Material =
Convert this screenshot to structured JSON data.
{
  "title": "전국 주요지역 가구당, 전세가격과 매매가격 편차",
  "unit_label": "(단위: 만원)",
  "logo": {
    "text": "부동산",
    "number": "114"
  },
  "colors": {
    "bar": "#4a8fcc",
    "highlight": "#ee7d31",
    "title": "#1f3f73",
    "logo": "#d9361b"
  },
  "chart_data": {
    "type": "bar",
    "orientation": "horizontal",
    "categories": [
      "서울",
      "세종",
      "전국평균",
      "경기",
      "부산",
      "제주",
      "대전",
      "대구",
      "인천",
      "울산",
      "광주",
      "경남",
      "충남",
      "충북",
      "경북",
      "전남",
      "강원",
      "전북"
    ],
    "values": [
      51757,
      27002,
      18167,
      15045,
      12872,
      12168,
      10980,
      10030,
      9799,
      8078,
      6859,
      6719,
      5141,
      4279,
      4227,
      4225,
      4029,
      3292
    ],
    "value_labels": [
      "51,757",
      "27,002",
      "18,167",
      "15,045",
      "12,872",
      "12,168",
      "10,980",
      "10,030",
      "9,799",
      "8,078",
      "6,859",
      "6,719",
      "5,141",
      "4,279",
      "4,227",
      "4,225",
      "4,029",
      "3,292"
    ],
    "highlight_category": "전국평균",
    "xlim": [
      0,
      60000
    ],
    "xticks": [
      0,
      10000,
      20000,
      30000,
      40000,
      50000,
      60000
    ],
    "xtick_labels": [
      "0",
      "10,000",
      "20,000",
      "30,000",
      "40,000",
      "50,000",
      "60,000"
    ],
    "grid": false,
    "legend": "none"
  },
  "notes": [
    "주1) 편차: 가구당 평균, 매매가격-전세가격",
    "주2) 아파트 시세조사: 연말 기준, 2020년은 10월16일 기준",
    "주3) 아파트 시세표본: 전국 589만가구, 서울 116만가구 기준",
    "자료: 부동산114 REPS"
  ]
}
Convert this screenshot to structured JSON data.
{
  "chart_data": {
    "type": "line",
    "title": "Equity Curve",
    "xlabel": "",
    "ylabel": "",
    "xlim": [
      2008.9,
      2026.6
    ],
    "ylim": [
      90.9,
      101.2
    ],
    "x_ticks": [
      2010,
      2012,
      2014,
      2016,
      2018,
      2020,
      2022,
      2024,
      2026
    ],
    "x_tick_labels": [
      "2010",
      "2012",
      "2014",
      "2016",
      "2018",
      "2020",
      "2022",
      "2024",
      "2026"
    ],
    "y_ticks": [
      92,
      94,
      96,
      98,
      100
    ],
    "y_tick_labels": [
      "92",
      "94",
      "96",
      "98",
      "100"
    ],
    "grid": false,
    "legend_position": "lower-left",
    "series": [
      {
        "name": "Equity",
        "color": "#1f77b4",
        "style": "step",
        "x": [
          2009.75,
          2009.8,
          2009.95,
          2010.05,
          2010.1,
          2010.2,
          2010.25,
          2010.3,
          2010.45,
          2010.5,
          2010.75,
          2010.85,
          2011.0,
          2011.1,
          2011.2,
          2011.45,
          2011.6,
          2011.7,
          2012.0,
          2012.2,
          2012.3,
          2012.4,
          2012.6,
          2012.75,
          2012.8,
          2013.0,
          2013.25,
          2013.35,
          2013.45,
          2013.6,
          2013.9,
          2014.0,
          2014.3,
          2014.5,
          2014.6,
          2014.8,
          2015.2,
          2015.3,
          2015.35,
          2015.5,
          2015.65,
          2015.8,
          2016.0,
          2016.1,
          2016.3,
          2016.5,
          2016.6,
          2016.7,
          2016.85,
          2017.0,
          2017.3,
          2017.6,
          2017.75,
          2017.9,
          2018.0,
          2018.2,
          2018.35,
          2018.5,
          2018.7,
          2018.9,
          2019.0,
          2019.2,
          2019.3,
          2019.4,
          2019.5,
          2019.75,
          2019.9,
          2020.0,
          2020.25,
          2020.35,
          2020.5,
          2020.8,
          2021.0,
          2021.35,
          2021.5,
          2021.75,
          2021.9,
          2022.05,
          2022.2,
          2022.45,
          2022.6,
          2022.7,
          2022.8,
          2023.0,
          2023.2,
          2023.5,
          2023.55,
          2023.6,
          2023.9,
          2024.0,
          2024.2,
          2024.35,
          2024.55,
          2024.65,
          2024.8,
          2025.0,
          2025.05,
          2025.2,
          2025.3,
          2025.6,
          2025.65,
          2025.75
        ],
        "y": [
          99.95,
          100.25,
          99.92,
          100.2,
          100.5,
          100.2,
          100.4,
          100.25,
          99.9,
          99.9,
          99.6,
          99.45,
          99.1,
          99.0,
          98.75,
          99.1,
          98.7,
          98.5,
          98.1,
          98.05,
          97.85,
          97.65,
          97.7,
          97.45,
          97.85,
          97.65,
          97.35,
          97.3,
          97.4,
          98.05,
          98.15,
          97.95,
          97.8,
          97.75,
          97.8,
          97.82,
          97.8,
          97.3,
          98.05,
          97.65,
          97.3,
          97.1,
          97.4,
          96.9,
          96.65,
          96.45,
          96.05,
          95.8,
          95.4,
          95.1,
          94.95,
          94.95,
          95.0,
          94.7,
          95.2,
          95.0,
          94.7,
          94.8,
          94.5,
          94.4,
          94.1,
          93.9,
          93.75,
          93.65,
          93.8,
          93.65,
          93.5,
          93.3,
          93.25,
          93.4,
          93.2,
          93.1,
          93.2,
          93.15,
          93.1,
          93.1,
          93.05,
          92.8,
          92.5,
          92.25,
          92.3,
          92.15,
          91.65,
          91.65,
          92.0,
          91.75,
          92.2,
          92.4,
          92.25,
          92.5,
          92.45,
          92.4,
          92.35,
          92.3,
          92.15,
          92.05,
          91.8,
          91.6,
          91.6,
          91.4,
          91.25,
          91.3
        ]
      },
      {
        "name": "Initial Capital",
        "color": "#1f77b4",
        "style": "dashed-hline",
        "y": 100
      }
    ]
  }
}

What the task requires =
Exactly as shown above, return every record.

Solution below =
Convert this screenshot to structured JSON data.
{
  "title": "전국 주요지역 가구당, 전세가격과 매매가격 편차",
  "unit_label": "(단위: 만원)",
  "logo": {
    "text": "부동산",
    "number": "114"
  },
  "colors": {
    "bar": "#4a8fcc",
    "highlight": "#ee7d31",
    "title": "#1f3f73",
    "logo": "#d9361b"
  },
  "chart_data": {
    "type": "bar",
    "orientation": "horizontal",
    "categories": [
      "서울",
      "세종",
      "전국평균",
      "경기",
      "부산",
      "제주",
      "대전",
      "대구",
      "인천",
      "울산",
      "광주",
      "경남",
      "충남",
      "충북",
      "경북",
      "전남",
      "강원",
      "전북"
    ],
    "values": [
      51757,
      27002,
      18167,
      15045,
      12872,
      12168,
      10980,
      10030,
      9799,
      8078,
      6859,
      6719,
      5141,
      4279,
      4227,
      4225,
      4029,
      3292
    ],
    "value_labels": [
      "51,757",
      "27,002",
      "18,167",
      "15,045",
      "12,872",
      "12,168",
      "10,980",
      "10,030",
      "9,799",
      "8,078",
      "6,859",
      "6,719",
      "5,141",
      "4,279",
      "4,227",
      "4,225",
      "4,029",
      "3,292"
    ],
    "highlight_category": "전국평균",
    "xlim": [
      0,
      60000
    ],
    "xticks": [
      0,
      10000,
      20000,
      30000,
      40000,
      50000,
      60000
    ],
    "xtick_labels": [
      "0",
      "10,000",
      "20,000",
      "30,000",
      "40,000",
      "50,000",
      "60,000"
    ],
    "grid": false,
    "legend": "none"
  },
  "notes": [
    "주1) 편차: 가구당 평균, 매매가격-전세가격",
    "주2) 아파트 시세조사: 연말 기준, 2020년은 10월16일 기준",
    "주3) 아파트 시세표본: 전국 589만가구, 서울 116만가구 기준",
    "자료: 부동산114 REPS"
  ]
}
Convert this screenshot to structured JSON data.
{
  "chart_data": {
    "type": "line",
    "title": "Equity Curve",
    "xlabel": "",
    "ylabel": "",
    "xlim": [
      2008.9,
      2026.6
    ],
    "ylim": [
      90.9,
      101.2
    ],
    "x_ticks": [
      2010,
      2012,
      2014,
      2016,
      2018,
      2020,
      2022,
      2024,
      2026
    ],
    "x_tick_labels": [
      "2010",
      "2012",
      "2014",
      "2016",
      "2018",
      "2020",
      "2022",
      "2024",
      "2026"
    ],
    "y_ticks": [
      92,
      94,
      96,
      98,
      100
    ],
    "y_tick_labels": [
      "92",
      "94",
      "96",
      "98",
      "100"
    ],
    "grid": false,
    "legend_position": "lower-left",
    "series": [
      {
        "name": "Equity",
        "color": "#1f77b4",
        "style": "step",
        "x": [
          2009.75,
          2009.8,
          2009.95,
          2010.05,
          2010.1,
          2010.2,
          2010.25,
          2010.3,
          2010.45,
          2010.5,
          2010.75,
          2010.85,
          2011.0,
          2011.1,
          2011.2,
          2011.45,
          2011.6,
          2011.7,
          2012.0,
          2012.2,
          2012.3,
          2012.4,
          2012.6,
          2012.75,
          2012.8,
          2013.0,
          2013.25,
          2013.35,
          2013.45,
          2013.6,
          2013.9,
          2014.0,
          2014.3,
          2014.5,
          2014.6,
          2014.8,
          2015.2,
          2015.3,
          2015.35,
          2015.5,
          2015.65,
          2015.8,
          2016.0,
          2016.1,
          2016.3,
          2016.5,
          2016.6,
          2016.7,
          2016.85,
          2017.0,
          2017.3,
          2017.6,
          2017.75,
          2017.9,
          2018.0,
          2018.2,
          2018.35,
          2018.5,
          2018.7,
          2018.9,
          2019.0,
          2019.2,
          2019.3,
          2019.4,
          2019.5,
          2019.75,
          2019.9,
          2020.0,
          2020.25,
          2020.35,
          2020.5,
          2020.8,
          2021.0,
          2021.35,
          2021.5,
          2021.75,
          2021.9,
          2022.05,
          2022.2,
          2022.45,
          2022.6,
          2022.7,
          2022.8,
          2023.0,
          2023.2,
          2023.5,
          2023.55,
          2023.6,
          2023.9,
          2024.0,
          2024.2,
          2024.35,
          2024.55,
          2024.65,
          2024.8,
          2025.0,
          2025.05,
          2025.2,
          2025.3,
          2025.6,
          2025.65,
          2025.75
        ],
        "y": [
          99.95,
          100.25,
          99.92,
          100.2,
          100.5,
          100.2,
          100.4,
          100.25,
          99.9,
          99.9,
          99.6,
          99.45,
          99.1,
          99.0,
          98.75,
          99.1,
          98.7,
          98.5,
          98.1,
          98.05,
          97.85,
          97.65,
          97.7,
          97.45,
          97.85,
          97.65,
          97.35,
          97.3,
          97.4,
          98.05,
          98.15,
          97.95,
          97.8,
          97.75,
          97.8,
          97.82,
          97.8,
          97.3,
          98.05,
          97.65,
          97.3,
          97.1,
          97.4,
          96.9,
          96.65,
          96.45,
          96.05,
          95.8,
          95.4,
          95.1,
          94.95,
          94.95,
          95.0,
          94.7,
          95.2,
          95.0,
          94.7,
          94.8,
          94.5,
          94.4,
          94.1,
          93.9,
          93.75,
          93.65,
          93.8,
          93.65,
          93.5,
          93.3,
          93.25,
          93.4,
          93.2,
          93.1,
          93.2,
          93.15,
          93.1,
          93.1,
          93.05,
          92.8,
          92.5,
          92.25,
          92.3,
          92.15,
          91.65,
          91.65,
          92.0,
          91.75,
          92.2,
          92.4,
          92.25,
          92.5,
          92.45,
          92.4,
          92.35,
          92.3,
          92.15,
          92.05,
          91.8,
          91.6,
          91.6,
          91.4,
          91.25,
          91.3
        ]
      },
      {
        "name": "Initial Capital",
        "color": "#1f77b4",
        "style": "dashed-hline",
        "y": 100
      }
    ]
  }
}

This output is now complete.